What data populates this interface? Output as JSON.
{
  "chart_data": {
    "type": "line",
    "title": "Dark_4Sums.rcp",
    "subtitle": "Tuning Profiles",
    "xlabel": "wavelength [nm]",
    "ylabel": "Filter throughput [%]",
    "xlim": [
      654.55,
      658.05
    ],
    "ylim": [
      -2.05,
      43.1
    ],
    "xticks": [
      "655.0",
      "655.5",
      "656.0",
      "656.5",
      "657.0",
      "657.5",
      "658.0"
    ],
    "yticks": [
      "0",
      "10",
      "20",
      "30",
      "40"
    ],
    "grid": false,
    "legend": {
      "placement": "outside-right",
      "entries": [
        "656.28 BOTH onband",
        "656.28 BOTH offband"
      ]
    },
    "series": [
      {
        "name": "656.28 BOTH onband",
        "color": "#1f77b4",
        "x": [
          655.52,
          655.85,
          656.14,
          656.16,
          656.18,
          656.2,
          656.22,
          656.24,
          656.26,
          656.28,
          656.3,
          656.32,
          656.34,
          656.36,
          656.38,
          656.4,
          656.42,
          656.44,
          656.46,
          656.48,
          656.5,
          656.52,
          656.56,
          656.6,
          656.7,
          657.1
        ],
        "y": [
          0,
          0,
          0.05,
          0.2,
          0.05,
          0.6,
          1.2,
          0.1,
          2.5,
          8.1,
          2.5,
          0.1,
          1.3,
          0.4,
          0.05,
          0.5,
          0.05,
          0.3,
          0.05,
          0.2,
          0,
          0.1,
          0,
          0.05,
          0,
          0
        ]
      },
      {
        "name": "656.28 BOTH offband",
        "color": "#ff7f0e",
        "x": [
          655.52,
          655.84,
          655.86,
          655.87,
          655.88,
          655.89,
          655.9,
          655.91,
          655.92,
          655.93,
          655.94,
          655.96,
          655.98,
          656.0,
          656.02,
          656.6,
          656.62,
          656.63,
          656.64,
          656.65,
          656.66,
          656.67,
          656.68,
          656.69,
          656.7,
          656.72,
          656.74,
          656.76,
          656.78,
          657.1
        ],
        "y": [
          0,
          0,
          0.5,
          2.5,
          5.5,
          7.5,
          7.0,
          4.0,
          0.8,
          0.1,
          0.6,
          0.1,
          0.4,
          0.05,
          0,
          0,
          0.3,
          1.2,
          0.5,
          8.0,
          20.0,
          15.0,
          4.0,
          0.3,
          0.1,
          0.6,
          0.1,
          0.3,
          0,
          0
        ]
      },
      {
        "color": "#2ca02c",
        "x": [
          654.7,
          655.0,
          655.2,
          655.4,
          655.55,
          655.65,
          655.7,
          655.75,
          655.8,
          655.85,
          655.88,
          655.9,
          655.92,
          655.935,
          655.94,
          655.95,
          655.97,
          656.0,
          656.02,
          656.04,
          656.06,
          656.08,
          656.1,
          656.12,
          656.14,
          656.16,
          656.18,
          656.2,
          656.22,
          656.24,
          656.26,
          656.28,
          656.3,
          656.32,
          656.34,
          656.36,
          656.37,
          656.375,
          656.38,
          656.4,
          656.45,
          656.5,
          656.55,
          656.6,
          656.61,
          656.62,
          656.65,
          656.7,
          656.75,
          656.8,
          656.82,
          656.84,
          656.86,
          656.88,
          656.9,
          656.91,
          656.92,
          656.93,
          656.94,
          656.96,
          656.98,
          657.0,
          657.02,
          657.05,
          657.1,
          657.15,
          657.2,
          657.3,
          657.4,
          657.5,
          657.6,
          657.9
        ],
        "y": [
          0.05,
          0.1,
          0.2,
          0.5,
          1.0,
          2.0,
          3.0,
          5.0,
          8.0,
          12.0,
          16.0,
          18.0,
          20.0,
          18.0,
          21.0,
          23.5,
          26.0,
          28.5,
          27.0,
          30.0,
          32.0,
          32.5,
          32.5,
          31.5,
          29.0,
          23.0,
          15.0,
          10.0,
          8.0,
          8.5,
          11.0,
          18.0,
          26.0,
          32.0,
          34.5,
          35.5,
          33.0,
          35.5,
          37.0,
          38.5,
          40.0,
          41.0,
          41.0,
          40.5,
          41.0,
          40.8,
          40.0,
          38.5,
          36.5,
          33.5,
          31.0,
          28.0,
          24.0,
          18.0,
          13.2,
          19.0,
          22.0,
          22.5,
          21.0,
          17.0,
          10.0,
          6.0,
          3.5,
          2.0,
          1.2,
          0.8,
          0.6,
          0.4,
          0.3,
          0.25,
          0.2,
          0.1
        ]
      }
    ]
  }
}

■ ■ ■

AIM.
Select and copy every line of the listing with the word "onband".

TASK OUTPUT.
        "656.28 BOTH onband",
        "name": "656.28 BOTH onband",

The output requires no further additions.